* [RECORDS PROVIDED]
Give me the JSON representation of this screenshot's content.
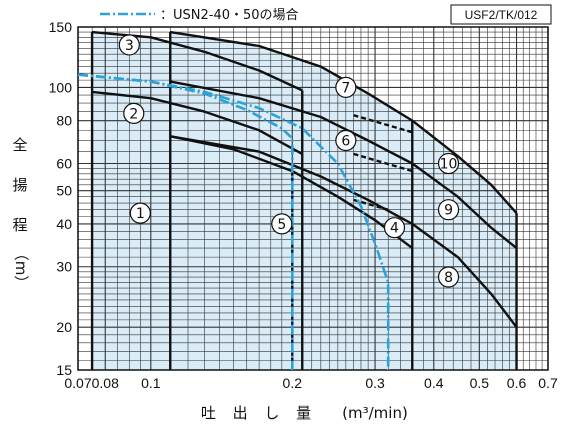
{
  "chart_data": {
    "type": "line",
    "code": "USF2/TK/012",
    "legend_dashed": "：USN2-40・50の場合",
    "ylabel": [
      "全",
      "揚",
      "程",
      "（m）"
    ],
    "xlabel_jp": "吐 出 し 量",
    "xlabel_unit": "(m³/min)",
    "xscale": "log",
    "yscale": "log",
    "xlim": [
      0.07,
      0.7
    ],
    "ylim": [
      15,
      150
    ],
    "x_tick_labels": [
      {
        "v": 0.07,
        "t": "0.07"
      },
      {
        "v": 0.08,
        "t": "0.08"
      },
      {
        "v": 0.1,
        "t": "0.1"
      },
      {
        "v": 0.2,
        "t": "0.2"
      },
      {
        "v": 0.3,
        "t": "0.3"
      },
      {
        "v": 0.4,
        "t": "0.4"
      },
      {
        "v": 0.5,
        "t": "0.5"
      },
      {
        "v": 0.6,
        "t": "0.6"
      },
      {
        "v": 0.7,
        "t": "0.7"
      }
    ],
    "y_tick_labels": [
      {
        "v": 15,
        "t": "15"
      },
      {
        "v": 20,
        "t": "20"
      },
      {
        "v": 30,
        "t": "30"
      },
      {
        "v": 40,
        "t": "40"
      },
      {
        "v": 50,
        "t": "50"
      },
      {
        "v": 60,
        "t": "60"
      },
      {
        "v": 80,
        "t": "80"
      },
      {
        "v": 100,
        "t": "100"
      },
      {
        "v": 150,
        "t": "150"
      }
    ],
    "grid": true,
    "curves": [
      {
        "points": [
          [
            0.075,
            145
          ],
          [
            0.1,
            140
          ],
          [
            0.13,
            127
          ],
          [
            0.17,
            112
          ],
          [
            0.21,
            98
          ]
        ]
      },
      {
        "points": [
          [
            0.075,
            97
          ],
          [
            0.1,
            93
          ],
          [
            0.13,
            85
          ],
          [
            0.17,
            75
          ],
          [
            0.21,
            64
          ]
        ]
      },
      {
        "points": [
          [
            0.11,
            72
          ],
          [
            0.15,
            66
          ],
          [
            0.2,
            57
          ],
          [
            0.25,
            48
          ],
          [
            0.3,
            41
          ],
          [
            0.36,
            34
          ]
        ]
      },
      {
        "points": [
          [
            0.11,
            145
          ],
          [
            0.17,
            132
          ],
          [
            0.23,
            115
          ],
          [
            0.29,
            96
          ],
          [
            0.36,
            80
          ],
          [
            0.45,
            63
          ],
          [
            0.53,
            52
          ],
          [
            0.6,
            43
          ]
        ]
      },
      {
        "points": [
          [
            0.11,
            104
          ],
          [
            0.17,
            93
          ],
          [
            0.23,
            82
          ],
          [
            0.29,
            70
          ],
          [
            0.36,
            60
          ],
          [
            0.45,
            48
          ],
          [
            0.53,
            39
          ],
          [
            0.6,
            34
          ]
        ]
      },
      {
        "points": [
          [
            0.11,
            72
          ],
          [
            0.17,
            65
          ],
          [
            0.23,
            55
          ],
          [
            0.29,
            47
          ],
          [
            0.36,
            40
          ],
          [
            0.45,
            32
          ],
          [
            0.53,
            25
          ],
          [
            0.6,
            20
          ]
        ]
      }
    ],
    "dashed_links": [
      {
        "points": [
          [
            0.27,
            83
          ],
          [
            0.36,
            74
          ]
        ]
      },
      {
        "points": [
          [
            0.27,
            64
          ],
          [
            0.36,
            57
          ]
        ]
      },
      {
        "points": [
          [
            0.27,
            47
          ],
          [
            0.32,
            44
          ]
        ]
      }
    ],
    "dash_dot_series": [
      {
        "points": [
          [
            0.07,
            109
          ],
          [
            0.1,
            104
          ],
          [
            0.13,
            96
          ],
          [
            0.16,
            86
          ],
          [
            0.19,
            76
          ],
          [
            0.2,
            71
          ],
          [
            0.2,
            15
          ]
        ]
      },
      {
        "points": [
          [
            0.07,
            109
          ],
          [
            0.1,
            104
          ],
          [
            0.13,
            97
          ],
          [
            0.17,
            87
          ],
          [
            0.21,
            76
          ],
          [
            0.25,
            60
          ],
          [
            0.28,
            45
          ],
          [
            0.3,
            35
          ],
          [
            0.32,
            27
          ],
          [
            0.32,
            15
          ]
        ]
      }
    ],
    "regions": [
      {
        "points": [
          [
            0.075,
            15
          ],
          [
            0.075,
            145
          ],
          [
            0.1,
            140
          ],
          [
            0.13,
            127
          ],
          [
            0.17,
            112
          ],
          [
            0.21,
            98
          ],
          [
            0.21,
            15
          ]
        ]
      },
      {
        "points": [
          [
            0.11,
            15
          ],
          [
            0.11,
            72
          ],
          [
            0.15,
            66
          ],
          [
            0.2,
            57
          ],
          [
            0.25,
            48
          ],
          [
            0.3,
            41
          ],
          [
            0.36,
            34
          ],
          [
            0.36,
            15
          ]
        ]
      },
      {
        "points": [
          [
            0.11,
            15
          ],
          [
            0.11,
            145
          ],
          [
            0.17,
            132
          ],
          [
            0.23,
            115
          ],
          [
            0.29,
            96
          ],
          [
            0.36,
            80
          ],
          [
            0.45,
            63
          ],
          [
            0.53,
            52
          ],
          [
            0.6,
            43
          ],
          [
            0.6,
            15
          ]
        ]
      }
    ],
    "vertical_edges": [
      {
        "x": 0.075,
        "y": [
          15,
          145
        ]
      },
      {
        "x": 0.11,
        "y": [
          15,
          145
        ]
      },
      {
        "x": 0.21,
        "y": [
          15,
          98
        ]
      },
      {
        "x": 0.36,
        "y": [
          15,
          80
        ]
      },
      {
        "x": 0.6,
        "y": [
          15,
          43
        ]
      },
      {
        "x": 0.2,
        "y": [
          15,
          60
        ]
      }
    ],
    "number_labels": [
      {
        "id": "1",
        "x": 0.095,
        "y": 43
      },
      {
        "id": "2",
        "x": 0.092,
        "y": 84
      },
      {
        "id": "3",
        "x": 0.09,
        "y": 133
      },
      {
        "id": "4",
        "x": 0.33,
        "y": 39
      },
      {
        "id": "5",
        "x": 0.19,
        "y": 40
      },
      {
        "id": "6",
        "x": 0.26,
        "y": 70
      },
      {
        "id": "7",
        "x": 0.26,
        "y": 100
      },
      {
        "id": "8",
        "x": 0.43,
        "y": 28
      },
      {
        "id": "9",
        "x": 0.43,
        "y": 44
      },
      {
        "id": "10",
        "x": 0.43,
        "y": 60
      }
    ],
    "colors": {
      "fill": "#d9ecf7",
      "curve": "#111111",
      "dashdot": "#2aa3d8",
      "grid": "#333333"
    }
  }
}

* [TASK DETAILS] Reproduce the material above in full and without alteration, but skip all pictures.

* [REPLY]
Give me the JSON representation of this screenshot's content.
{
  "chart_data": {
    "type": "line",
    "code": "USF2/TK/012",
    "legend_dashed": "：USN2-40・50の場合",
    "ylabel": [
      "全",
      "揚",
      "程",
      "（m）"
    ],
    "xlabel_jp": "吐 出 し 量",
    "xlabel_unit": "(m³/min)",
    "xscale": "log",
    "yscale": "log",
    "xlim": [
      0.07,
      0.7
    ],
    "ylim": [
      15,
      150
    ],
    "x_tick_labels": [
      {
        "v": 0.07,
        "t": "0.07"
      },
      {
        "v": 0.08,
        "t": "0.08"
      },
      {
        "v": 0.1,
        "t": "0.1"
      },
      {
        "v": 0.2,
        "t": "0.2"
      },
      {
        "v": 0.3,
        "t": "0.3"
      },
      {
        "v": 0.4,
        "t": "0.4"
      },
      {
        "v": 0.5,
        "t": "0.5"
      },
      {
        "v": 0.6,
        "t": "0.6"
      },
      {
        "v": 0.7,
        "t": "0.7"
      }
    ],
    "y_tick_labels": [
      {
        "v": 15,
        "t": "15"
      },
      {
        "v": 20,
        "t": "20"
      },
      {
        "v": 30,
        "t": "30"
      },
      {
        "v": 40,
        "t": "40"
      },
      {
        "v": 50,
        "t": "50"
      },
      {
        "v": 60,
        "t": "60"
      },
      {
        "v": 80,
        "t": "80"
      },
      {
        "v": 100,
        "t": "100"
      },
      {
        "v": 150,
        "t": "150"
      }
    ],
    "grid": true,
    "curves": [
      {
        "points": [
          [
            0.075,
            145
          ],
          [
            0.1,
            140
          ],
          [
            0.13,
            127
          ],
          [
            0.17,
            112
          ],
          [
            0.21,
            98
          ]
        ]
      },
      {
        "points": [
          [
            0.075,
            97
          ],
          [
            0.1,
            93
          ],
          [
            0.13,
            85
          ],
          [
            0.17,
            75
          ],
          [
            0.21,
            64
          ]
        ]
      },
      {
        "points": [
          [
            0.11,
            72
          ],
          [
            0.15,
            66
          ],
          [
            0.2,
            57
          ],
          [
            0.25,
            48
          ],
          [
            0.3,
            41
          ],
          [
            0.36,
            34
          ]
        ]
      },
      {
        "points": [
          [
            0.11,
            145
          ],
          [
            0.17,
            132
          ],
          [
            0.23,
            115
          ],
          [
            0.29,
            96
          ],
          [
            0.36,
            80
          ],
          [
            0.45,
            63
          ],
          [
            0.53,
            52
          ],
          [
            0.6,
            43
          ]
        ]
      },
      {
        "points": [
          [
            0.11,
            104
          ],
          [
            0.17,
            93
          ],
          [
            0.23,
            82
          ],
          [
            0.29,
            70
          ],
          [
            0.36,
            60
          ],
          [
            0.45,
            48
          ],
          [
            0.53,
            39
          ],
          [
            0.6,
            34
          ]
        ]
      },
      {
        "points": [
          [
            0.11,
            72
          ],
          [
            0.17,
            65
          ],
          [
            0.23,
            55
          ],
          [
            0.29,
            47
          ],
          [
            0.36,
            40
          ],
          [
            0.45,
            32
          ],
          [
            0.53,
            25
          ],
          [
            0.6,
            20
          ]
        ]
      }
    ],
    "dashed_links": [
      {
        "points": [
          [
            0.27,
            83
          ],
          [
            0.36,
            74
          ]
        ]
      },
      {
        "points": [
          [
            0.27,
            64
          ],
          [
            0.36,
            57
          ]
        ]
      },
      {
        "points": [
          [
            0.27,
            47
          ],
          [
            0.32,
            44
          ]
        ]
      }
    ],
    "dash_dot_series": [
      {
        "points": [
          [
            0.07,
            109
          ],
          [
            0.1,
            104
          ],
          [
            0.13,
            96
          ],
          [
            0.16,
            86
          ],
          [
            0.19,
            76
          ],
          [
            0.2,
            71
          ],
          [
            0.2,
            15
          ]
        ]
      },
      {
        "points": [
          [
            0.07,
            109
          ],
          [
            0.1,
            104
          ],
          [
            0.13,
            97
          ],
          [
            0.17,
            87
          ],
          [
            0.21,
            76
          ],
          [
            0.25,
            60
          ],
          [
            0.28,
            45
          ],
          [
            0.3,
            35
          ],
          [
            0.32,
            27
          ],
          [
            0.32,
            15
          ]
        ]
      }
    ],
    "regions": [
      {
        "points": [
          [
            0.075,
            15
          ],
          [
            0.075,
            145
          ],
          [
            0.1,
            140
          ],
          [
            0.13,
            127
          ],
          [
            0.17,
            112
          ],
          [
            0.21,
            98
          ],
          [
            0.21,
            15
          ]
        ]
      },
      {
        "points": [
          [
            0.11,
            15
          ],
          [
            0.11,
            72
          ],
          [
            0.15,
            66
          ],
          [
            0.2,
            57
          ],
          [
            0.25,
            48
          ],
          [
            0.3,
            41
          ],
          [
            0.36,
            34
          ],
          [
            0.36,
            15
          ]
        ]
      },
      {
        "points": [
          [
            0.11,
            15
          ],
          [
            0.11,
            145
          ],
          [
            0.17,
            132
          ],
          [
            0.23,
            115
          ],
          [
            0.29,
            96
          ],
          [
            0.36,
            80
          ],
          [
            0.45,
            63
          ],
          [
            0.53,
            52
          ],
          [
            0.6,
            43
          ],
          [
            0.6,
            15
          ]
        ]
      }
    ],
    "vertical_edges": [
      {
        "x": 0.075,
        "y": [
          15,
          145
        ]
      },
      {
        "x": 0.11,
        "y": [
          15,
          145
        ]
      },
      {
        "x": 0.21,
        "y": [
          15,
          98
        ]
      },
      {
        "x": 0.36,
        "y": [
          15,
          80
        ]
      },
      {
        "x": 0.6,
        "y": [
          15,
          43
        ]
      },
      {
        "x": 0.2,
        "y": [
          15,
          60
        ]
      }
    ],
    "number_labels": [
      {
        "id": "1",
        "x": 0.095,
        "y": 43
      },
      {
        "id": "2",
        "x": 0.092,
        "y": 84
      },
      {
        "id": "3",
        "x": 0.09,
        "y": 133
      },
      {
        "id": "4",
        "x": 0.33,
        "y": 39
      },
      {
        "id": "5",
        "x": 0.19,
        "y": 40
      },
      {
        "id": "6",
        "x": 0.26,
        "y": 70
      },
      {
        "id": "7",
        "x": 0.26,
        "y": 100
      },
      {
        "id": "8",
        "x": 0.43,
        "y": 28
      },
      {
        "id": "9",
        "x": 0.43,
        "y": 44
      },
      {
        "id": "10",
        "x": 0.43,
        "y": 60
      }
    ],
    "colors": {
      "fill": "#d9ecf7",
      "curve": "#111111",
      "dashdot": "#2aa3d8",
      "grid": "#333333"
    }
  }
}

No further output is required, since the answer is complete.